Stored records
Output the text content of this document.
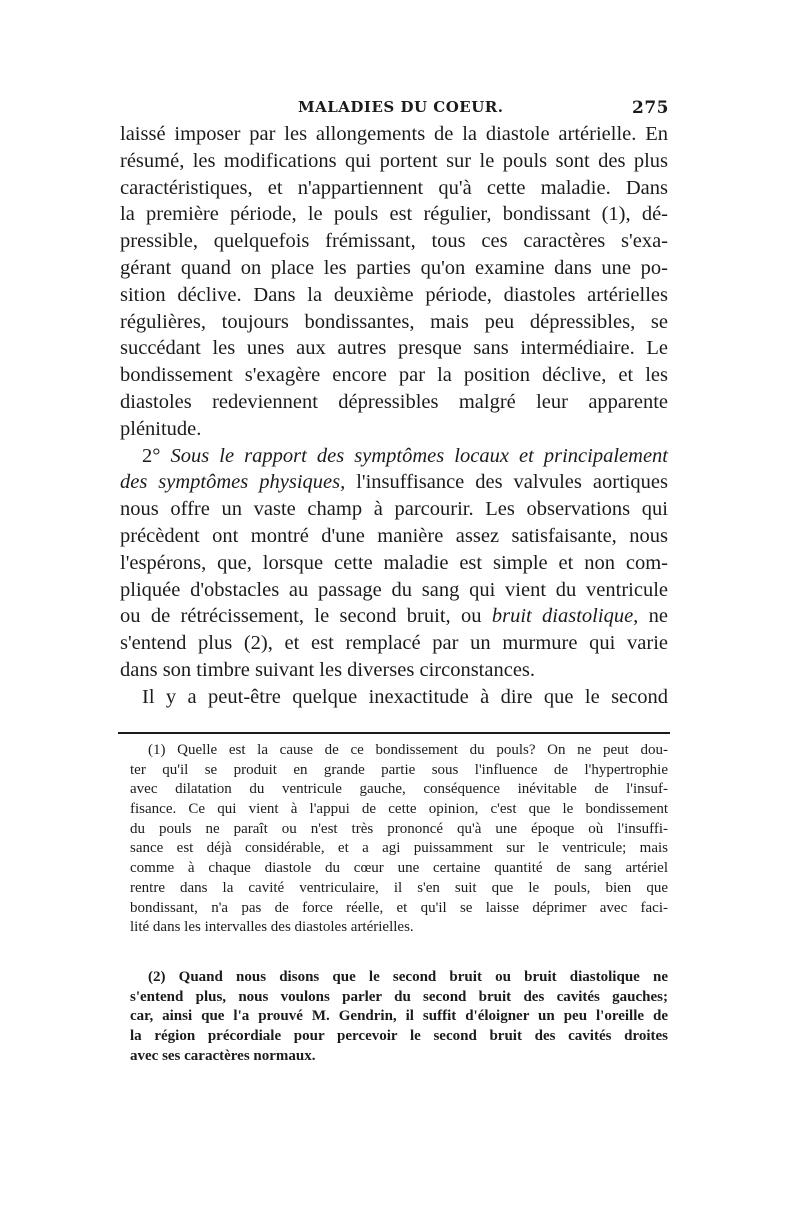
MALADIES DU COEUR.	275
laissé imposer par les allongements de la diastole artérielle. En
résumé, les modifications qui portent sur le pouls sont des plus
caractéristiques, et n'appartiennent qu'à cette maladie. Dans
la première période, le pouls est régulier, bondissant (1), dé-
pressible, quelquefois frémissant, tous ces caractères s'exa-
gérant quand on place les parties qu'on examine dans une po-
sition déclive. Dans la deuxième période, diastoles artérielles
régulières, toujours bondissantes, mais peu dépressibles, se
succédant les unes aux autres presque sans intermédiaire. Le
bondissement s'exagère encore par la position déclive, et les
diastoles redeviennent dépressibles malgré leur apparente
plénitude.
2° Sous le rapport des symptômes locaux et principalement
des symptômes physiques, l'insuffisance des valvules aortiques
nous offre un vaste champ à parcourir. Les observations qui
précèdent ont montré d'une manière assez satisfaisante, nous
l'espérons, que, lorsque cette maladie est simple et non com-
pliquée d'obstacles au passage du sang qui vient du ventricule
ou de rétrécissement, le second bruit, ou bruit diastolique, ne
s'entend plus (2), et est remplacé par un murmure qui varie
dans son timbre suivant les diverses circonstances.
Il y a peut-être quelque inexactitude à dire que le second
(1) Quelle est la cause de ce bondissement du pouls? On ne peut dou-
ter qu'il se produit en grande partie sous l'influence de l'hypertrophie
avec dilatation du ventricule gauche, conséquence inévitable de l'insuf-
fisance. Ce qui vient à l'appui de cette opinion, c'est que le bondissement
du pouls ne paraît ou n'est très prononcé qu'à une époque où l'insuffi-
sance est déjà considérable, et a agi puissamment sur le ventricule; mais
comme à chaque diastole du cœur une certaine quantité de sang artériel
rentre dans la cavité ventriculaire, il s'en suit que le pouls, bien que
bondissant, n'a pas de force réelle, et qu'il se laisse déprimer avec faci-
lité dans les intervalles des diastoles artérielles.
(2) Quand nous disons que le second bruit ou bruit diastolique ne
s'entend plus, nous voulons parler du second bruit des cavités gauches;
car, ainsi que l'a prouvé M. Gendrin, il suffit d'éloigner un peu l'oreille de
la région précordiale pour percevoir le second bruit des cavités droites
avec ses caractères normaux.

* [AIM] Pick out all lines containing the string "période".

* [TASK RESULT]
la première période, le pouls est régulier, bondissant (1), dé-
sition déclive. Dans la deuxième période, diastoles artérielles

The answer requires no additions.